Monday, February 11, 2013

PURGING & DOWNSIZING - Part 1

The last several weeks I've been taking time off and cleaning out the studio and house of many things that are just sitting, things I've not used nor enjoyed anymore, or things just collecting dust in awkward spots. Having four big cardboard boxes of music CDs in your living room sitting for over four years sends the idea you are a hoarder or just simply run out of space. I'm not a hoarder since it's easy for me to trash stuff, but was keeping them there in boxes so I could transfer them to digital and then get rid of the physical CDs, but when they sit... and sit... and sit some more, they start to look like a piece of furniture, which they are not. I started ripping my CDs back a year of so ago and got one box done but the other three were still sitting there beckoning for me to finish. I, of course, got sidetracked with the final year of my father's illness and work. This new year triggered me now into final motion to go through and clean out my life and start a new chapter. A good downsizing was needed and so I went to work starting with my studio and going through every art shelf, drawer, and art table throwing out or shredding at least four trash cans of trash every few days. Bags of shredded pulp were thrown into the trash cans and waved good-bye. Above is a pic of the trash cans on Monday morning after one such trash collection. I even bought new jackets, new sneakers, and a new hat just to start out fresh and new. Change is good.

Saved data entries

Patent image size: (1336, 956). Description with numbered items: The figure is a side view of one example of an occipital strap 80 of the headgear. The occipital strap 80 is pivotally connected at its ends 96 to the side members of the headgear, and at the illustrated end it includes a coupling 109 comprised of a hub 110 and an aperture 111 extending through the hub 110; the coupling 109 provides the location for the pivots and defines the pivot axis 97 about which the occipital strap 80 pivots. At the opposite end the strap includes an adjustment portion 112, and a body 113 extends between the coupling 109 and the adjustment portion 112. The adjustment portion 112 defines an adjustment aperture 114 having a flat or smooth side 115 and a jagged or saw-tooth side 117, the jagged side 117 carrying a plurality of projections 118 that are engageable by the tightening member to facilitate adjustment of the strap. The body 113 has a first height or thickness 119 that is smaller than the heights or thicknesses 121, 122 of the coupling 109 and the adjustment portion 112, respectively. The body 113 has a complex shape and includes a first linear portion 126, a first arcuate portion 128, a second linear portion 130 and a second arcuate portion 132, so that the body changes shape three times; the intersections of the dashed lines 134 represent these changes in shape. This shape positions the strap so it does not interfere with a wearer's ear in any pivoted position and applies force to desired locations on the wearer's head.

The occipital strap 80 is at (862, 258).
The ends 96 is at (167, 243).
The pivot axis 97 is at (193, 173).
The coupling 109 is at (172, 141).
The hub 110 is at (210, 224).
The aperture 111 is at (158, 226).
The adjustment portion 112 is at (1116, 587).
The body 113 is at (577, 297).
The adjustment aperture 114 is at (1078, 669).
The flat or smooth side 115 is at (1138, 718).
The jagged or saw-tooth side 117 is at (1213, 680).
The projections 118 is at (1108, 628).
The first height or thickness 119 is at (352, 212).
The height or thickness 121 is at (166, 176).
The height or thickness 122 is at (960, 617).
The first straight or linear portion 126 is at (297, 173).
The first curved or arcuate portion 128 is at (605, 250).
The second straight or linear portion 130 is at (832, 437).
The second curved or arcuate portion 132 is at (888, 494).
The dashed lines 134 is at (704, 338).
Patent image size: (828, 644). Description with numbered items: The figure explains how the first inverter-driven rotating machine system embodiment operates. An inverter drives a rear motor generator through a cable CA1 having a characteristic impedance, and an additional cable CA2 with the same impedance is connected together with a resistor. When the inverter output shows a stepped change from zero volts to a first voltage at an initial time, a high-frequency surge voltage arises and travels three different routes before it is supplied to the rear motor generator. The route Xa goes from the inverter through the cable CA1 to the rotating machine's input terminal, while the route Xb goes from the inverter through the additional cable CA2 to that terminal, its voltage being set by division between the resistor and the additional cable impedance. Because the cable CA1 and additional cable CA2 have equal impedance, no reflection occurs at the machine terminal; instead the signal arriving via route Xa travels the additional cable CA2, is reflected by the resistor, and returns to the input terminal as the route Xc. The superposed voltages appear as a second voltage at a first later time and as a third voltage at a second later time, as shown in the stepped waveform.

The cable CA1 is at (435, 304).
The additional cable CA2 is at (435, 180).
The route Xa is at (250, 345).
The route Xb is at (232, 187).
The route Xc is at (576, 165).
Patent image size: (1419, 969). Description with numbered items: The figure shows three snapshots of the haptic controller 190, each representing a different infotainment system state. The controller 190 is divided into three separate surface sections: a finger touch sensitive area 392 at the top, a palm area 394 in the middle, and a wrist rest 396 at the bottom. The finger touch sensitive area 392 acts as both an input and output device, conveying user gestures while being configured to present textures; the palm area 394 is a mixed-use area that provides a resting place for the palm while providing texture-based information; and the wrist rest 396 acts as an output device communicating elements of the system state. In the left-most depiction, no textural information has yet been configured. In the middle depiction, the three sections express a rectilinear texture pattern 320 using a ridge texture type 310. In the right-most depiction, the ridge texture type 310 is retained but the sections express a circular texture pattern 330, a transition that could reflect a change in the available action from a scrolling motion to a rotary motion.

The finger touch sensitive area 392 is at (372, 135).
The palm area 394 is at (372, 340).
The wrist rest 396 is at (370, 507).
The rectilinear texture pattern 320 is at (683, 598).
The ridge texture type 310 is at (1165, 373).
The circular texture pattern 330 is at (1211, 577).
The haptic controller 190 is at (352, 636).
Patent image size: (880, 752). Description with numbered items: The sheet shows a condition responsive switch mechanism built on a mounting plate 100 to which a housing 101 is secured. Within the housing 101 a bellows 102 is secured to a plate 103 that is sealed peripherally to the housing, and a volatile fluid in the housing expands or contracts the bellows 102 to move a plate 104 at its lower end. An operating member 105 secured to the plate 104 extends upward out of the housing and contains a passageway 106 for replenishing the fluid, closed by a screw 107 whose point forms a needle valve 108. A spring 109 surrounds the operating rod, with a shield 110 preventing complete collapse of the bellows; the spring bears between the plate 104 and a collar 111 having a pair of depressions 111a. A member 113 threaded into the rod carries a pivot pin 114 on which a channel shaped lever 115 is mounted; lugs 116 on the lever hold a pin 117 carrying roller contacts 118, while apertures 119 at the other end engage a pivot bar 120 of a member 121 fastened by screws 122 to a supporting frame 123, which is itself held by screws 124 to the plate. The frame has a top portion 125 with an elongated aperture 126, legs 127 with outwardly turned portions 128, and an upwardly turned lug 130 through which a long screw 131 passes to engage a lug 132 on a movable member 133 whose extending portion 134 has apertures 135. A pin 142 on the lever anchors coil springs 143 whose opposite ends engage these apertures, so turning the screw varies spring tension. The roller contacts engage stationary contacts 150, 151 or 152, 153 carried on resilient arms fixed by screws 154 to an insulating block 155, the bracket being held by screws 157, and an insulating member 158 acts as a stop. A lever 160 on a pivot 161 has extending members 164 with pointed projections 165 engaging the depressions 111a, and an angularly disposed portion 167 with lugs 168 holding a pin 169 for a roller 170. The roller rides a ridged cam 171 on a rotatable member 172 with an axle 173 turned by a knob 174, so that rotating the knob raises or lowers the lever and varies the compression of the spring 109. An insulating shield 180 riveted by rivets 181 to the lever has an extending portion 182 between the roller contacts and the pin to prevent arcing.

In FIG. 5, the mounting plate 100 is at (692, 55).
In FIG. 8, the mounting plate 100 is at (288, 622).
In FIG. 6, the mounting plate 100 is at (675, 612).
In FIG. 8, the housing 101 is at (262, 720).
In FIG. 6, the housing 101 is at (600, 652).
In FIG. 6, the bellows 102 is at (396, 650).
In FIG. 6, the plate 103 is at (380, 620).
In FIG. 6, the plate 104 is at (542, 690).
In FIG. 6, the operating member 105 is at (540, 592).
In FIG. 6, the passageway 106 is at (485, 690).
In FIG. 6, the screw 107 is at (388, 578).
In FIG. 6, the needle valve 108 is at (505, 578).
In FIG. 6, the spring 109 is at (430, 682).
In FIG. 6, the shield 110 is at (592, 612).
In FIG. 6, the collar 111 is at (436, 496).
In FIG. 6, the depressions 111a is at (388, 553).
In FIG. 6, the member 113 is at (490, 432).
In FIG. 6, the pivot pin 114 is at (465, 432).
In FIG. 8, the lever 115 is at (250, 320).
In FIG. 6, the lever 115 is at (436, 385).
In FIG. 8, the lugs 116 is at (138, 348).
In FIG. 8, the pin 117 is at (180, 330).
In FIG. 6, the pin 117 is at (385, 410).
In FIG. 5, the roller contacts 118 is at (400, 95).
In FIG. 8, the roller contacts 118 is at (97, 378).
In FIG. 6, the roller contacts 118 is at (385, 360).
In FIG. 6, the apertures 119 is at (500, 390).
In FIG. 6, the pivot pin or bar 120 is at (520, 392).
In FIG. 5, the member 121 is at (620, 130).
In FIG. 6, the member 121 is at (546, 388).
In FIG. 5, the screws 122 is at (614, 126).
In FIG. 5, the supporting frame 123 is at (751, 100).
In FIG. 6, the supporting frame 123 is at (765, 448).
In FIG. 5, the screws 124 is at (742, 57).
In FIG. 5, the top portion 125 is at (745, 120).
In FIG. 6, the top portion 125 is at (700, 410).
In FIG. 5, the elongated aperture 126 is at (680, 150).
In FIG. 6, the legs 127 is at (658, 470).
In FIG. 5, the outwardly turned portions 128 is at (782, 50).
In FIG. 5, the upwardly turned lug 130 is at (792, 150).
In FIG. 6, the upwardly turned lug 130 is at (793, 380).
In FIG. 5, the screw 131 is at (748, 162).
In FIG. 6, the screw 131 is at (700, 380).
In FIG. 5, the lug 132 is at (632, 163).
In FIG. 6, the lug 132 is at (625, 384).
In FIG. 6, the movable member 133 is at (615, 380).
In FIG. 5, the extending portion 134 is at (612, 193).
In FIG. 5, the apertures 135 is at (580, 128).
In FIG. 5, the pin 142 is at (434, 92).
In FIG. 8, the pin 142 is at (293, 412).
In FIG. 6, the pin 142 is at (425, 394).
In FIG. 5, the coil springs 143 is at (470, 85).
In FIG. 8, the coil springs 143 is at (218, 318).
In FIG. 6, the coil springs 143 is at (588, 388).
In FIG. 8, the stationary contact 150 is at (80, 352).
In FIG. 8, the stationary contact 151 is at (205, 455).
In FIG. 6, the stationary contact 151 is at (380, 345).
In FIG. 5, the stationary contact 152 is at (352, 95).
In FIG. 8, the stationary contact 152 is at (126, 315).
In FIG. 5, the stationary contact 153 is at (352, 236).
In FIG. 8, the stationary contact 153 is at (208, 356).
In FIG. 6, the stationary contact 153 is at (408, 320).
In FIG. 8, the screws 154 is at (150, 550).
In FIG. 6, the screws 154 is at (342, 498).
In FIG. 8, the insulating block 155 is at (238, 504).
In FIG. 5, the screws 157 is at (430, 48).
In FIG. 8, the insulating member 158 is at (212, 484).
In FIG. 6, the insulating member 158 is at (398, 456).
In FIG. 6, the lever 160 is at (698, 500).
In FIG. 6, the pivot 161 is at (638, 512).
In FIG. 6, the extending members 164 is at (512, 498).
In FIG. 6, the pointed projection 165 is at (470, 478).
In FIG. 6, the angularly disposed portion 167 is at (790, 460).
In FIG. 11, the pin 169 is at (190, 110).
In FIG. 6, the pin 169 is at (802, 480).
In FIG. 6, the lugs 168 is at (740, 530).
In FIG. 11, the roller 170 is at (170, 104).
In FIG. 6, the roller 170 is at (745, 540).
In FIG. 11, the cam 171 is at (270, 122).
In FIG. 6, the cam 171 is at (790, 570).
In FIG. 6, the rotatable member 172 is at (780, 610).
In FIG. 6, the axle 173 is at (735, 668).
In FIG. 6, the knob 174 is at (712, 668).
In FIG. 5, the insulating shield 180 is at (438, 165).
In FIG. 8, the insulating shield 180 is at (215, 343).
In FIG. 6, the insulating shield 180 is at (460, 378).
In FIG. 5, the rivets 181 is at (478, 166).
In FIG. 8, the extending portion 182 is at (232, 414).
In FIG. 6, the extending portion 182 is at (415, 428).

* [Work task]:
In the downsizing post, how many cardboard boxes of music CDs sat in the living room, and for how long?

* [Solved exercise]:
Four boxes, for over four years.